### THE EXERCISE
Switch every "fraction-bar" in the lines below to "fraction-line" and leave the rest untouched.

### RECORD LIST
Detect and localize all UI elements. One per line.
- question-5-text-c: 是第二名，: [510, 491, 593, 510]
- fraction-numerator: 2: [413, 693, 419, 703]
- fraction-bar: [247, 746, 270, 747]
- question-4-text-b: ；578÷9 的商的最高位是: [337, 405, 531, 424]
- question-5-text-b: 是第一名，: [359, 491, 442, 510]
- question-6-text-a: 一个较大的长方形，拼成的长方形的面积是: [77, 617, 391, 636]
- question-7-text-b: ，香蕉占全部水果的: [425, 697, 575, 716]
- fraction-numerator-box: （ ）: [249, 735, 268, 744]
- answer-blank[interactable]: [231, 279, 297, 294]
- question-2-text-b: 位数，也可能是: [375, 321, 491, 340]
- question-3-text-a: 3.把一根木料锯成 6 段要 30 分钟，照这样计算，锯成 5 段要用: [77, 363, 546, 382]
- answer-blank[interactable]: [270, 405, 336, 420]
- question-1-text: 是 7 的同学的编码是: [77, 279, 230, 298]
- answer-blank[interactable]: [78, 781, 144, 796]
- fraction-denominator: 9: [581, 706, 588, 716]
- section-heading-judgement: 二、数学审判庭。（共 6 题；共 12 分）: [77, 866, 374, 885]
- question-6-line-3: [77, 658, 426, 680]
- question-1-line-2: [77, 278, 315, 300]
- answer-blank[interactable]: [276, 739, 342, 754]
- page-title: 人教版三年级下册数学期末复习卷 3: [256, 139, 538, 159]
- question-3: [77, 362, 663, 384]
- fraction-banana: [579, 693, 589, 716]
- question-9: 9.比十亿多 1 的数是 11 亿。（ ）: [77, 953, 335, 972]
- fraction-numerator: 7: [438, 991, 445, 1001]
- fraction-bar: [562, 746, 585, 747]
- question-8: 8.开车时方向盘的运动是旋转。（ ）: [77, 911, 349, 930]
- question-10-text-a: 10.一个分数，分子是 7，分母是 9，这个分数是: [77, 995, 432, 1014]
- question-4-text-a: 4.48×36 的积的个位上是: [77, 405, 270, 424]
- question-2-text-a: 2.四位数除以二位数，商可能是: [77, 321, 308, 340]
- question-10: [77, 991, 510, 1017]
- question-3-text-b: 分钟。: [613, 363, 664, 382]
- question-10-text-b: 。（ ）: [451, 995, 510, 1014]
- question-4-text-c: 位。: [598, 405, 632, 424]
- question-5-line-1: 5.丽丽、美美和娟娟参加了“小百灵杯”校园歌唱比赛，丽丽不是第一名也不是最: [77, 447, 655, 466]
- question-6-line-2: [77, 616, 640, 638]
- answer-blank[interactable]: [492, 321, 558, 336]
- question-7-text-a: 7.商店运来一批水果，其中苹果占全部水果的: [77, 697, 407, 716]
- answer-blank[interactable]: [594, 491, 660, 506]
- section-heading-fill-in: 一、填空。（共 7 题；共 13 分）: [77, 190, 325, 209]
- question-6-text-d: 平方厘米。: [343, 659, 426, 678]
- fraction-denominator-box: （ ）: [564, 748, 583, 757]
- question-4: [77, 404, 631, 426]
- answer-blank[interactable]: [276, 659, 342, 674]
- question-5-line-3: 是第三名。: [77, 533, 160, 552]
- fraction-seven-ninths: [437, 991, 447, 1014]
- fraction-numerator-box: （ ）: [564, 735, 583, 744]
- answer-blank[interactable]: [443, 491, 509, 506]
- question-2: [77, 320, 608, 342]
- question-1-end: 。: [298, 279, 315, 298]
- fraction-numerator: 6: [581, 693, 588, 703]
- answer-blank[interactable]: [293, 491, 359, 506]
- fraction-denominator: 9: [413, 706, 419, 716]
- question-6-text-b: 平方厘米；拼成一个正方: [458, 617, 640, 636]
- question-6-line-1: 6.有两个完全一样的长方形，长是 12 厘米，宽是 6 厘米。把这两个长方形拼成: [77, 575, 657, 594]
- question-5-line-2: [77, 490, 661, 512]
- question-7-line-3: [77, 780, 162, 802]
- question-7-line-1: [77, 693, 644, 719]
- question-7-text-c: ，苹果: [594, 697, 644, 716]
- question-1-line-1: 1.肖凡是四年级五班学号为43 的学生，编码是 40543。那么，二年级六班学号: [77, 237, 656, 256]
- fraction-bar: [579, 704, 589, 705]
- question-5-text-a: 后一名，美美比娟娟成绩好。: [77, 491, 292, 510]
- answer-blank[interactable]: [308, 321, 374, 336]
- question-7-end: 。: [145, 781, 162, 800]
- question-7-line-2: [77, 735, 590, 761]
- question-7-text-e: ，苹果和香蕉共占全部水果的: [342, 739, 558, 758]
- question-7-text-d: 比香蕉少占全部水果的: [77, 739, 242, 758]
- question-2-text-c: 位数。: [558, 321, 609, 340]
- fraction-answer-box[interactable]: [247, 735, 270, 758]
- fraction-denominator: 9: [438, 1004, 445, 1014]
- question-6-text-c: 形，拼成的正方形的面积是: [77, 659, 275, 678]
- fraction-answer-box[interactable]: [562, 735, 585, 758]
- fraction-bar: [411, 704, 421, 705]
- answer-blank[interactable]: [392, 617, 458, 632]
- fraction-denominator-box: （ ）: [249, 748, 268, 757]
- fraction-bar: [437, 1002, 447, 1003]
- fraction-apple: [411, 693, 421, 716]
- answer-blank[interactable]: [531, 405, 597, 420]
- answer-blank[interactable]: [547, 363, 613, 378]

### PROBLEM SOLUTION
Detect and localize all UI elements. One per line.
- question-5-text-c: 是第二名，: [510, 491, 593, 510]
- fraction-numerator: 2: [413, 693, 419, 703]
- fraction-line: [247, 746, 270, 747]
- question-4-text-b: ；578÷9 的商的最高位是: [337, 405, 531, 424]
- question-5-text-b: 是第一名，: [359, 491, 442, 510]
- question-6-text-a: 一个较大的长方形，拼成的长方形的面积是: [77, 617, 391, 636]
- question-7-text-b: ，香蕉占全部水果的: [425, 697, 575, 716]
- fraction-numerator-box: （ ）: [249, 735, 268, 744]
- answer-blank[interactable]: [231, 279, 297, 294]
- question-2-text-b: 位数，也可能是: [375, 321, 491, 340]
- question-3-text-a: 3.把一根木料锯成 6 段要 30 分钟，照这样计算，锯成 5 段要用: [77, 363, 546, 382]
- answer-blank[interactable]: [270, 405, 336, 420]
- question-1-text: 是 7 的同学的编码是: [77, 279, 230, 298]
- answer-blank[interactable]: [78, 781, 144, 796]
- fraction-denominator: 9: [581, 706, 588, 716]
- section-heading-judgement: 二、数学审判庭。（共 6 题；共 12 分）: [77, 866, 374, 885]
- question-6-line-3: [77, 658, 426, 680]
- question-1-line-2: [77, 278, 315, 300]
- answer-blank[interactable]: [276, 739, 342, 754]
- page-title: 人教版三年级下册数学期末复习卷 3: [256, 139, 538, 159]
- question-3: [77, 362, 663, 384]
- fraction-banana: [579, 693, 589, 716]
- question-9: 9.比十亿多 1 的数是 11 亿。（ ）: [77, 953, 335, 972]
- fraction-numerator: 7: [438, 991, 445, 1001]
- fraction-line: [562, 746, 585, 747]
- question-8: 8.开车时方向盘的运动是旋转。（ ）: [77, 911, 349, 930]
- question-10-text-a: 10.一个分数，分子是 7，分母是 9，这个分数是: [77, 995, 432, 1014]
- question-4-text-a: 4.48×36 的积的个位上是: [77, 405, 270, 424]
- question-2-text-a: 2.四位数除以二位数，商可能是: [77, 321, 308, 340]
- question-10: [77, 991, 510, 1017]
- question-3-text-b: 分钟。: [613, 363, 664, 382]
- question-10-text-b: 。（ ）: [451, 995, 510, 1014]
- question-4-text-c: 位。: [598, 405, 632, 424]
- question-5-line-1: 5.丽丽、美美和娟娟参加了“小百灵杯”校园歌唱比赛，丽丽不是第一名也不是最: [77, 447, 655, 466]
- question-6-line-2: [77, 616, 640, 638]
- answer-blank[interactable]: [492, 321, 558, 336]
- question-7-text-a: 7.商店运来一批水果，其中苹果占全部水果的: [77, 697, 407, 716]
- answer-blank[interactable]: [594, 491, 660, 506]
- section-heading-fill-in: 一、填空。（共 7 题；共 13 分）: [77, 190, 325, 209]
- question-6-text-d: 平方厘米。: [343, 659, 426, 678]
- fraction-denominator-box: （ ）: [564, 748, 583, 757]
- question-4: [77, 404, 631, 426]
- answer-blank[interactable]: [276, 659, 342, 674]
- question-5-line-3: 是第三名。: [77, 533, 160, 552]
- fraction-seven-ninths: [437, 991, 447, 1014]
- fraction-numerator-box: （ ）: [564, 735, 583, 744]
- answer-blank[interactable]: [443, 491, 509, 506]
- question-2: [77, 320, 608, 342]
- question-1-end: 。: [298, 279, 315, 298]
- fraction-numerator: 6: [581, 693, 588, 703]
- answer-blank[interactable]: [293, 491, 359, 506]
- fraction-denominator: 9: [413, 706, 419, 716]
- question-6-text-b: 平方厘米；拼成一个正方: [458, 617, 640, 636]
- question-6-line-1: 6.有两个完全一样的长方形，长是 12 厘米，宽是 6 厘米。把这两个长方形拼成: [77, 575, 657, 594]
- question-5-line-2: [77, 490, 661, 512]
- question-7-line-3: [77, 780, 162, 802]
- question-7-line-1: [77, 693, 644, 719]
- question-7-text-c: ，苹果: [594, 697, 644, 716]
- question-1-line-1: 1.肖凡是四年级五班学号为43 的学生，编码是 40543。那么，二年级六班学号: [77, 237, 656, 256]
- fraction-line: [579, 704, 589, 705]
- question-5-text-a: 后一名，美美比娟娟成绩好。: [77, 491, 292, 510]
- answer-blank[interactable]: [308, 321, 374, 336]
- question-7-end: 。: [145, 781, 162, 800]
- question-7-line-2: [77, 735, 590, 761]
- question-7-text-e: ，苹果和香蕉共占全部水果的: [342, 739, 558, 758]
- question-7-text-d: 比香蕉少占全部水果的: [77, 739, 242, 758]
- question-2-text-c: 位数。: [558, 321, 609, 340]
- fraction-answer-box[interactable]: [247, 735, 270, 758]
- fraction-denominator: 9: [438, 1004, 445, 1014]
- question-6-text-c: 形，拼成的正方形的面积是: [77, 659, 275, 678]
- fraction-answer-box[interactable]: [562, 735, 585, 758]
- fraction-line: [411, 704, 421, 705]
- answer-blank[interactable]: [392, 617, 458, 632]
- fraction-denominator-box: （ ）: [249, 748, 268, 757]
- fraction-line: [437, 1002, 447, 1003]
- fraction-apple: [411, 693, 421, 716]
- answer-blank[interactable]: [531, 405, 597, 420]
- answer-blank[interactable]: [547, 363, 613, 378]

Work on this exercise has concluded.